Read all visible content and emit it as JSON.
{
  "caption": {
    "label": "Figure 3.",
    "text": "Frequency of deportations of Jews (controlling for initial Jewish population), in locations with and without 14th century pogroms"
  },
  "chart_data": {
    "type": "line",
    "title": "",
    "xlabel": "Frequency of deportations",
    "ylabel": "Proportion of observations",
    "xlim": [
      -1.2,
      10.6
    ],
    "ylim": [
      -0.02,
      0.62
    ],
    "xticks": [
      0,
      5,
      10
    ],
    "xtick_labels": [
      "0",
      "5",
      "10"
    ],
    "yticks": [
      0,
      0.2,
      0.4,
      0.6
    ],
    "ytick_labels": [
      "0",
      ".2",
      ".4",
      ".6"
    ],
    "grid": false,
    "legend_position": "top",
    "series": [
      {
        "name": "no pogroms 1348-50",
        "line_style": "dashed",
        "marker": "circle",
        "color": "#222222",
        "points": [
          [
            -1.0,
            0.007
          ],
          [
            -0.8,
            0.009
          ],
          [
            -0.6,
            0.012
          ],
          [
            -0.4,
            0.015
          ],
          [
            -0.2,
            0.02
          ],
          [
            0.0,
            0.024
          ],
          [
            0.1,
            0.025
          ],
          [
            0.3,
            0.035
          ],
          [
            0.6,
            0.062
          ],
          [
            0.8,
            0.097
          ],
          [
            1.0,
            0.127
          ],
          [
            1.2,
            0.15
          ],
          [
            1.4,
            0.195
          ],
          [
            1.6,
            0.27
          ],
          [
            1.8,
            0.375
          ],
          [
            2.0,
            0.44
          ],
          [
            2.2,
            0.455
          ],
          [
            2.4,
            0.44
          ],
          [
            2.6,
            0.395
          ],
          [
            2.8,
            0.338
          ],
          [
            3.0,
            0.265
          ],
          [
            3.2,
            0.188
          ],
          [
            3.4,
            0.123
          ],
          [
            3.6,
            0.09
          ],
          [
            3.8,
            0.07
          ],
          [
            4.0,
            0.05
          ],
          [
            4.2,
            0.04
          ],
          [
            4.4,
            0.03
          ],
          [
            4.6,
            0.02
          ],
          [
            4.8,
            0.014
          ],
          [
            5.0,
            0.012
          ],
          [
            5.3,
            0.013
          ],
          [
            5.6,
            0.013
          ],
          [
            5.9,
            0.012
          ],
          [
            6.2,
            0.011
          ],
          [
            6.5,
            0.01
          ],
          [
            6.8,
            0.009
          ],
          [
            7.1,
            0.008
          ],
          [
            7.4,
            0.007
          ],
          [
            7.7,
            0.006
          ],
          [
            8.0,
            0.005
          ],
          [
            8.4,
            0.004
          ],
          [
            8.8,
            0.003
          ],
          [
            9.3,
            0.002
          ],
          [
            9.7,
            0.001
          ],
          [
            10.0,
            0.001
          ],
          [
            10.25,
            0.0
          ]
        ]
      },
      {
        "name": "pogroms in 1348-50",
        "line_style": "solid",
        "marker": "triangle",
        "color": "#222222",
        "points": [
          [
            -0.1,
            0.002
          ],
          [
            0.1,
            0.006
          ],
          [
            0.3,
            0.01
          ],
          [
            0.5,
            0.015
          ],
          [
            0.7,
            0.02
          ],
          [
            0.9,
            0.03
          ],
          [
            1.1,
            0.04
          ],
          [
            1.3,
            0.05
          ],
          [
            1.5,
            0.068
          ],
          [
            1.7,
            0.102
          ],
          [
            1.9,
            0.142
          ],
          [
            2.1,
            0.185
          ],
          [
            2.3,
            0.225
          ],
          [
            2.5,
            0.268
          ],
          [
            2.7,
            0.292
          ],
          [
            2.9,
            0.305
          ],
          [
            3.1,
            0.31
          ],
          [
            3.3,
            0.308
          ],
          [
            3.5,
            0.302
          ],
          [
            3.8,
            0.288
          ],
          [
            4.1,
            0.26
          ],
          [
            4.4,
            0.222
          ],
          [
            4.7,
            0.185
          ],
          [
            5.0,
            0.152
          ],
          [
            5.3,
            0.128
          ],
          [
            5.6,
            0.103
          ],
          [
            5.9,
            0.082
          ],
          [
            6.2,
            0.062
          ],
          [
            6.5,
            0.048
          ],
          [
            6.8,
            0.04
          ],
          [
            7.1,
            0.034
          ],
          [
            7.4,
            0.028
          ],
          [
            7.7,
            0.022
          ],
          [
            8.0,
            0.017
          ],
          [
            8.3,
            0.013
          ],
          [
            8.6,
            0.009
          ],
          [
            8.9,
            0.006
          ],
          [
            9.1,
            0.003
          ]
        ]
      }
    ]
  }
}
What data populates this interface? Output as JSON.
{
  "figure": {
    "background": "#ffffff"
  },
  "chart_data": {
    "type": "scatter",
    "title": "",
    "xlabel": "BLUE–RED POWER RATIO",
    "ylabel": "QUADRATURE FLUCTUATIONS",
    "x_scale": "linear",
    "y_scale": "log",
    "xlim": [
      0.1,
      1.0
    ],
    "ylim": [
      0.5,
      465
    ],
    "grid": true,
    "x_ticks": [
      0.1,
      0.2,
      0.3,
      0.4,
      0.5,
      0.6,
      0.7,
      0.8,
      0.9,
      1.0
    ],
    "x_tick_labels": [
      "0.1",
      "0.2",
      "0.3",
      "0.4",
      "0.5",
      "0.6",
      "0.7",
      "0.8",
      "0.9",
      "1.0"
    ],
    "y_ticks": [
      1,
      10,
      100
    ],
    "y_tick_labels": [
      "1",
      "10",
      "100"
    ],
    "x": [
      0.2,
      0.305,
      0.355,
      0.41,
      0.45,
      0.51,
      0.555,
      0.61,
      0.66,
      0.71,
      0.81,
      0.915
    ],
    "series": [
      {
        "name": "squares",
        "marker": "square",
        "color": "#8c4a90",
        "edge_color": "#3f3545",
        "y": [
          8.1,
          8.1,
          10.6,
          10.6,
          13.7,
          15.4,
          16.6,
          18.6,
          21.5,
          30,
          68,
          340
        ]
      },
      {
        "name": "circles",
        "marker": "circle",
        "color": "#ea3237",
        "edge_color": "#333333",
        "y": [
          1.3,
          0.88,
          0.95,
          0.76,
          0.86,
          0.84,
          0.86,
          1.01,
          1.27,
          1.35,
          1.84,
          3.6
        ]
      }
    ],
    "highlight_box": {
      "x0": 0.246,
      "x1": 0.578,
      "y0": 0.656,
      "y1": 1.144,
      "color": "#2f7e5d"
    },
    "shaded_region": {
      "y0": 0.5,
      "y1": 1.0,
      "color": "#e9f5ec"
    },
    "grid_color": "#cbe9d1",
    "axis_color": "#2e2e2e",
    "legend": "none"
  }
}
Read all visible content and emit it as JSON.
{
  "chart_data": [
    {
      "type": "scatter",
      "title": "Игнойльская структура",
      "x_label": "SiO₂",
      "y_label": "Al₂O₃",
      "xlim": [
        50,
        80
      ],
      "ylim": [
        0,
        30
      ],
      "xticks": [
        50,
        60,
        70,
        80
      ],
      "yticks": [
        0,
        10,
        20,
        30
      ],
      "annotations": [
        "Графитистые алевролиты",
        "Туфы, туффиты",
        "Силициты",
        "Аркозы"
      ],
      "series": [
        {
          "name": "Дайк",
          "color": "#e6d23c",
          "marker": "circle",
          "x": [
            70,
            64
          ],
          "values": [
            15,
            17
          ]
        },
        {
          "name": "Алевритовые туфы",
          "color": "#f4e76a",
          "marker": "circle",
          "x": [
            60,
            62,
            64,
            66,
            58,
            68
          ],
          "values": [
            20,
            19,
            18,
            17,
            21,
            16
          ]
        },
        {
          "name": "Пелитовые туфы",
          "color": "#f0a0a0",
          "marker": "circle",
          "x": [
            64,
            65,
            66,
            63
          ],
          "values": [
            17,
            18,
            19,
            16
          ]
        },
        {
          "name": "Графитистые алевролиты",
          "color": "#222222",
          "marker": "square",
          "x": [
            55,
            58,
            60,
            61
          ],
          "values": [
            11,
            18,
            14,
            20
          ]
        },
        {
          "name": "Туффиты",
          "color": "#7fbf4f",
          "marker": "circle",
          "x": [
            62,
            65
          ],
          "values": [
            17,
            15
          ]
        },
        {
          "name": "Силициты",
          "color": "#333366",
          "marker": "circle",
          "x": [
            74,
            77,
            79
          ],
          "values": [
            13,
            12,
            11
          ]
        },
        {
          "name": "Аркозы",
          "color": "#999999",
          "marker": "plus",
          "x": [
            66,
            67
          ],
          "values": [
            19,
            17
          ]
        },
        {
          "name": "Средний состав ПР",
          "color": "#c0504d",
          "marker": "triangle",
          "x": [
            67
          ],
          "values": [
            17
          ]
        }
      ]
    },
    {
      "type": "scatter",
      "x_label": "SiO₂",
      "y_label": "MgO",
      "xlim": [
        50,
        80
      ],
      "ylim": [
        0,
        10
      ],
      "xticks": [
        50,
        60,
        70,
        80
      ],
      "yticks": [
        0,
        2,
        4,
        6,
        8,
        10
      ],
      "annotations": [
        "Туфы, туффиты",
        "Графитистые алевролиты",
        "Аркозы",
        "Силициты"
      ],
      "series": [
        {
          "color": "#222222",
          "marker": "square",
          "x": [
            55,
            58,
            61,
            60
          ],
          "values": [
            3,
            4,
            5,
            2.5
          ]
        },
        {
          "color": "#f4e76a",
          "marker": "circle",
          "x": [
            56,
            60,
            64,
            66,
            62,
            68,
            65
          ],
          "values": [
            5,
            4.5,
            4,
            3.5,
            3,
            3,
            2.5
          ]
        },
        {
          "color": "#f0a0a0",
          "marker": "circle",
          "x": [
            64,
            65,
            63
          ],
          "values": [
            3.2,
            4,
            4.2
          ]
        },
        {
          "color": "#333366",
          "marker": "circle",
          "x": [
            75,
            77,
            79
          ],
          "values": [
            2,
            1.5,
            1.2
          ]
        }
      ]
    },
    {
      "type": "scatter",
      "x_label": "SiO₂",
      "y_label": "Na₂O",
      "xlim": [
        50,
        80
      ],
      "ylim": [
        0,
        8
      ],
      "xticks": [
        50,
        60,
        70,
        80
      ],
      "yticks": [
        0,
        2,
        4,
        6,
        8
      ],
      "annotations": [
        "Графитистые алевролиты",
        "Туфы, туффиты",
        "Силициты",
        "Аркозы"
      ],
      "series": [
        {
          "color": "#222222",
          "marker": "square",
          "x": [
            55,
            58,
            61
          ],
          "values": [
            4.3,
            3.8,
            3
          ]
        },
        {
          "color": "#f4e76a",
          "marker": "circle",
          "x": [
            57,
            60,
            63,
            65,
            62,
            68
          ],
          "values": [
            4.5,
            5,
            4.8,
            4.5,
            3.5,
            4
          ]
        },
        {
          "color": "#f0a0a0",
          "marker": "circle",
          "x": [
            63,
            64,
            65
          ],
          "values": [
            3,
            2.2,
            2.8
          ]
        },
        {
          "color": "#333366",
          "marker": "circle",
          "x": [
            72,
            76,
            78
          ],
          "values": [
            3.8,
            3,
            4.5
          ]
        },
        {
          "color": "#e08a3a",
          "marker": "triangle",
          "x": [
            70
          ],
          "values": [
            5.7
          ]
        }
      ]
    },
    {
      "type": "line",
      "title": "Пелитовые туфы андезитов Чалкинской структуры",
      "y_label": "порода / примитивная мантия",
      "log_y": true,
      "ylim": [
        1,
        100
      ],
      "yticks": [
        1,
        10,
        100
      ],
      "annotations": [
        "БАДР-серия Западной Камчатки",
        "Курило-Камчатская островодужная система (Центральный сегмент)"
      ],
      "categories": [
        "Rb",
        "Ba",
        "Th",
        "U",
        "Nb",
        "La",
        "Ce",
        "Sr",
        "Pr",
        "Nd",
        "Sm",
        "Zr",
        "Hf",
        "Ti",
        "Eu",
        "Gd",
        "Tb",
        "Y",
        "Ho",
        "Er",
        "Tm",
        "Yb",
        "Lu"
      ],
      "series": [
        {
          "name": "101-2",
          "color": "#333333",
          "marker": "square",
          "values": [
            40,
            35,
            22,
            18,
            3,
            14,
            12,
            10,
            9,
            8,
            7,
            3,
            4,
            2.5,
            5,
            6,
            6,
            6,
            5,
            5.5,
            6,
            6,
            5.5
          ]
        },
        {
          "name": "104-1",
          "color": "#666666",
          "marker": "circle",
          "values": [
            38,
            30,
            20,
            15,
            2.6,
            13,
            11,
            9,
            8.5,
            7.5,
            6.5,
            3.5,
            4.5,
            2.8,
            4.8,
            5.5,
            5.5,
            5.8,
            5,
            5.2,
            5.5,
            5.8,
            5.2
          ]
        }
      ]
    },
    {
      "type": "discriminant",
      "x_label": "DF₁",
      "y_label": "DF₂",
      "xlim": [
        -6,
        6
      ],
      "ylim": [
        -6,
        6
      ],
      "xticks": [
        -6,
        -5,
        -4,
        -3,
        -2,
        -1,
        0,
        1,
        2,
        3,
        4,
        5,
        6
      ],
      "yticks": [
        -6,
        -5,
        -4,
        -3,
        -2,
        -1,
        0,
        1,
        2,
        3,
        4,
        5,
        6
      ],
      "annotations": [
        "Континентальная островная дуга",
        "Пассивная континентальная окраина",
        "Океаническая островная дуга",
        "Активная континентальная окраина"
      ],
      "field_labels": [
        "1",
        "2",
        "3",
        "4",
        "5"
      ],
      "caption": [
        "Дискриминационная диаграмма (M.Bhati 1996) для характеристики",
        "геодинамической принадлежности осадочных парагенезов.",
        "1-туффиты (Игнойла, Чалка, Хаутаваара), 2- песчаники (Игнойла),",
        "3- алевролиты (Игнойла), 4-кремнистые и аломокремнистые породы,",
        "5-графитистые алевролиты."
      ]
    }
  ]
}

- REQUIRED TASK -
Each line with the string "островная" in it needs to be found and copied.

- CORRECT ANSWER -
        "Континентальная островная дуга",
        "Океаническая островная дуга",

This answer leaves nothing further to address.